What is expected: The listing below must be repeated word for word, with its images excluded.

########

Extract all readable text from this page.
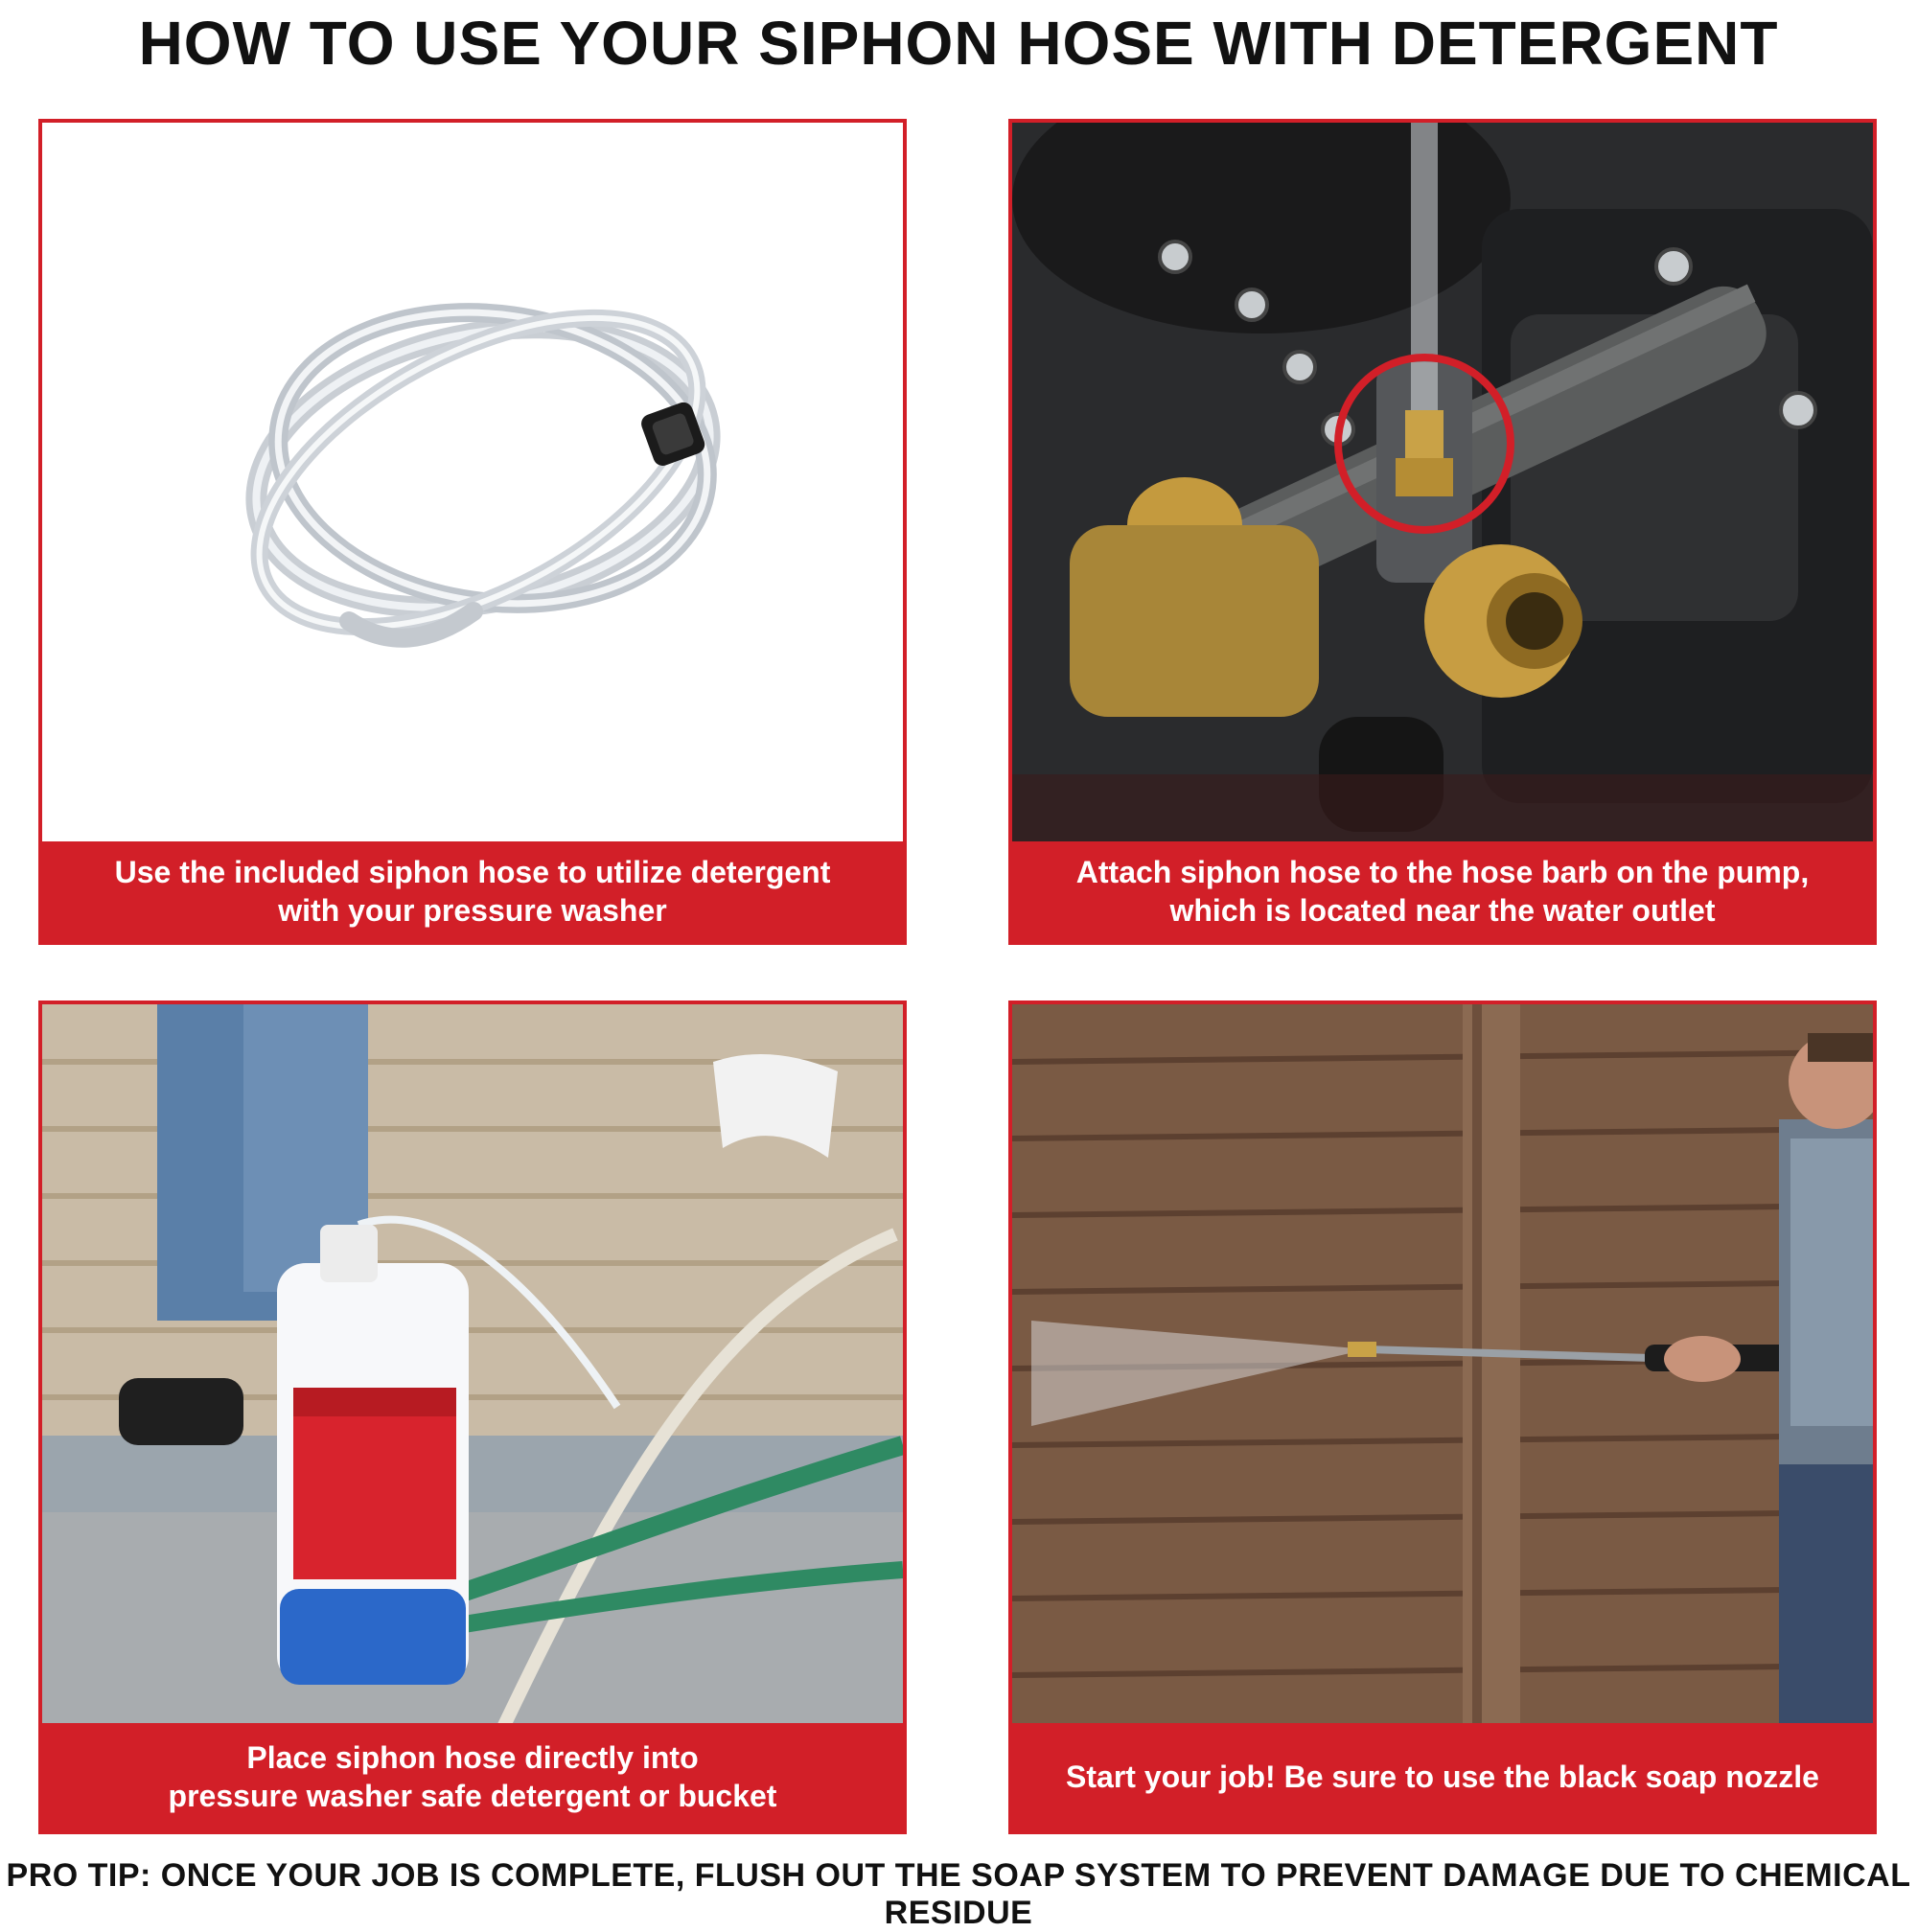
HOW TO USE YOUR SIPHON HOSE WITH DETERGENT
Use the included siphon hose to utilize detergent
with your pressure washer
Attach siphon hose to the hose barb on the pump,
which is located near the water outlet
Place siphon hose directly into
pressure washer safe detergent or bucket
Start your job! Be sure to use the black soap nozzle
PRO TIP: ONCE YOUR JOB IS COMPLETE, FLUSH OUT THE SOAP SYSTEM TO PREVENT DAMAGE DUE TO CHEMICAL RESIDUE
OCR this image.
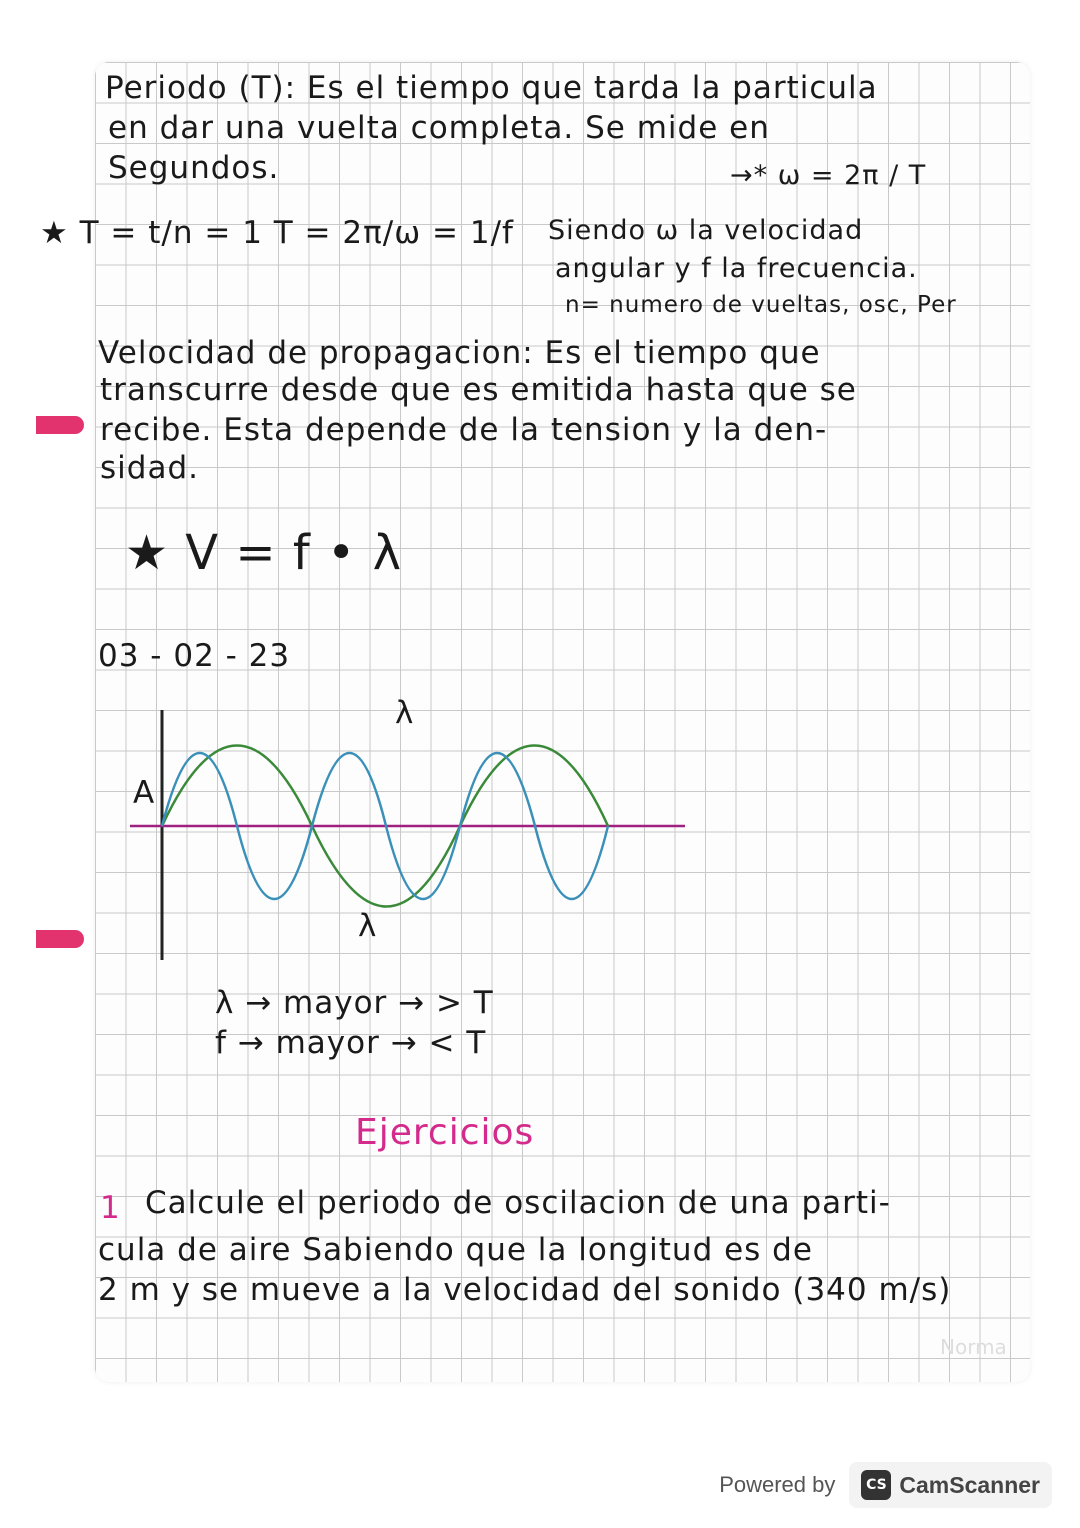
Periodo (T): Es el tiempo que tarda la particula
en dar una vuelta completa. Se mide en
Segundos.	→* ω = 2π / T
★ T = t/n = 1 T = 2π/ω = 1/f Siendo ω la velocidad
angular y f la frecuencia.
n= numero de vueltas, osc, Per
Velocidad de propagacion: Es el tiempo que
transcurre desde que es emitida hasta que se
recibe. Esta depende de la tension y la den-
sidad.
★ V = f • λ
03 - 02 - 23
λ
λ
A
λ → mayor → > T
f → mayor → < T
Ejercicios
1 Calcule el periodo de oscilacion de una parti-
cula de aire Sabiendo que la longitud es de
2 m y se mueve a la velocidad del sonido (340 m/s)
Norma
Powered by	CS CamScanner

########

Response:
Extract all readable text from this page.
HOW TO USE YOUR SIPHON HOSE WITH DETERGENT
Use the included siphon hose to utilize detergent
with your pressure washer
Attach siphon hose to the hose barb on the pump,
which is located near the water outlet
Place siphon hose directly into
pressure washer safe detergent or bucket
Start your job! Be sure to use the black soap nozzle
PRO TIP: ONCE YOUR JOB IS COMPLETE, FLUSH OUT THE SOAP SYSTEM TO PREVENT DAMAGE DUE TO CHEMICAL RESIDUE
OCR this image.
Periodo (T): Es el tiempo que tarda la particula
en dar una vuelta completa. Se mide en
Segundos.	→* ω = 2π / T
★ T = t/n = 1 T = 2π/ω = 1/f Siendo ω la velocidad
angular y f la frecuencia.
n= numero de vueltas, osc, Per
Velocidad de propagacion: Es el tiempo que
transcurre desde que es emitida hasta que se
recibe. Esta depende de la tension y la den-
sidad.
★ V = f • λ
03 - 02 - 23
λ
λ
A
λ → mayor → > T
f → mayor → < T
Ejercicios
1 Calcule el periodo de oscilacion de una parti-
cula de aire Sabiendo que la longitud es de
2 m y se mueve a la velocidad del sonido (340 m/s)
Norma
Powered by	CS CamScanner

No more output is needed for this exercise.